#### AIM
Reproduce precisely the lines of the material below from the line containing "Enumerate this screenshot's" up to and including its last line. Pictures must not be copied.

Figure collection entries:
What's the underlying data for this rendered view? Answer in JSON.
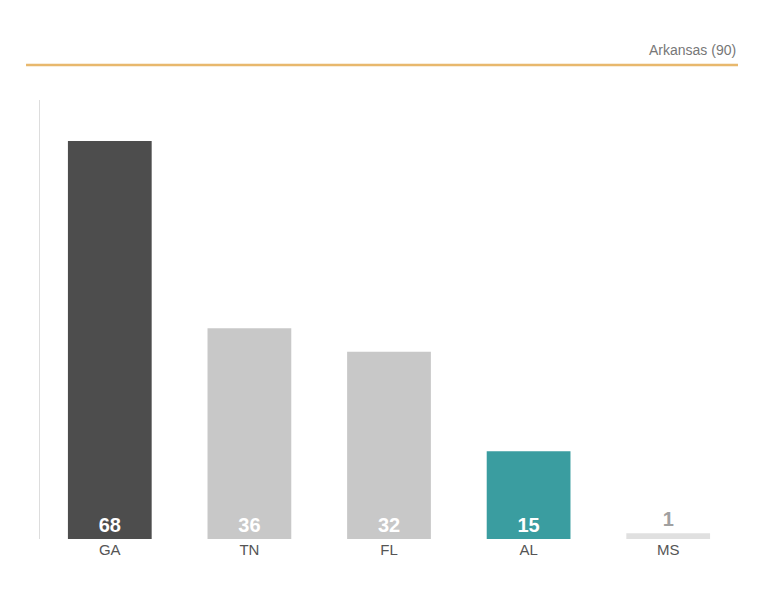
{
  "chart_data": {
    "type": "bar",
    "categories": [
      "GA",
      "TN",
      "FL",
      "AL",
      "MS"
    ],
    "values": [
      68,
      36,
      32,
      15,
      1
    ],
    "colors": [
      "#4d4d4d",
      "#c8c8c8",
      "#c8c8c8",
      "#3a9da0",
      "#e0e0e0"
    ],
    "ylim": [
      0,
      75
    ],
    "grid": false,
    "data_labels": true,
    "tick_labels": "x",
    "annotations": [
      "Arkansas (90)"
    ]
  }
}
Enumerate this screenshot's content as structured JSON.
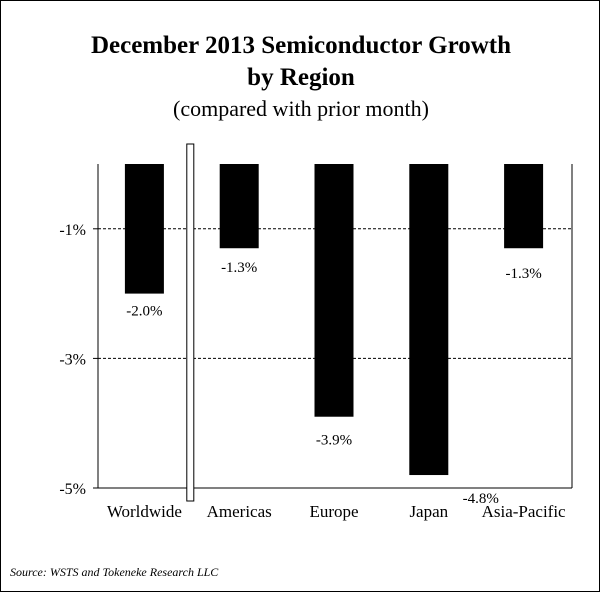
{
  "chart_data": {
    "type": "bar",
    "title_line1": "December 2013 Semiconductor Growth",
    "title_line2": "by Region",
    "subtitle": "(compared with prior month)",
    "categories": [
      "Worldwide",
      "Americas",
      "Europe",
      "Japan",
      "Asia-Pacific"
    ],
    "values": [
      -2.0,
      -1.3,
      -3.9,
      -4.8,
      -1.3
    ],
    "data_labels": [
      "-2.0%",
      "-1.3%",
      "-3.9%",
      "-4.8%",
      "-1.3%"
    ],
    "ylim": [
      -5,
      0
    ],
    "yticks": [
      -1,
      -3,
      -5
    ],
    "ytick_labels": [
      "-1%",
      "-3%",
      "-5%"
    ],
    "grid": "dashed at -1% and -3%",
    "bar_color": "#000000",
    "source": "Source: WSTS and Tokeneke Research LLC"
  }
}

#### EXPECTED ANSWER
Enumerate this screenshot's content as structured JSON.
{
  "chart_data": {
    "type": "bar",
    "title_line1": "December 2013 Semiconductor Growth",
    "title_line2": "by Region",
    "subtitle": "(compared with prior month)",
    "categories": [
      "Worldwide",
      "Americas",
      "Europe",
      "Japan",
      "Asia-Pacific"
    ],
    "values": [
      -2.0,
      -1.3,
      -3.9,
      -4.8,
      -1.3
    ],
    "data_labels": [
      "-2.0%",
      "-1.3%",
      "-3.9%",
      "-4.8%",
      "-1.3%"
    ],
    "ylim": [
      -5,
      0
    ],
    "yticks": [
      -1,
      -3,
      -5
    ],
    "ytick_labels": [
      "-1%",
      "-3%",
      "-5%"
    ],
    "grid": "dashed at -1% and -3%",
    "bar_color": "#000000",
    "source": "Source: WSTS and Tokeneke Research LLC"
  }
}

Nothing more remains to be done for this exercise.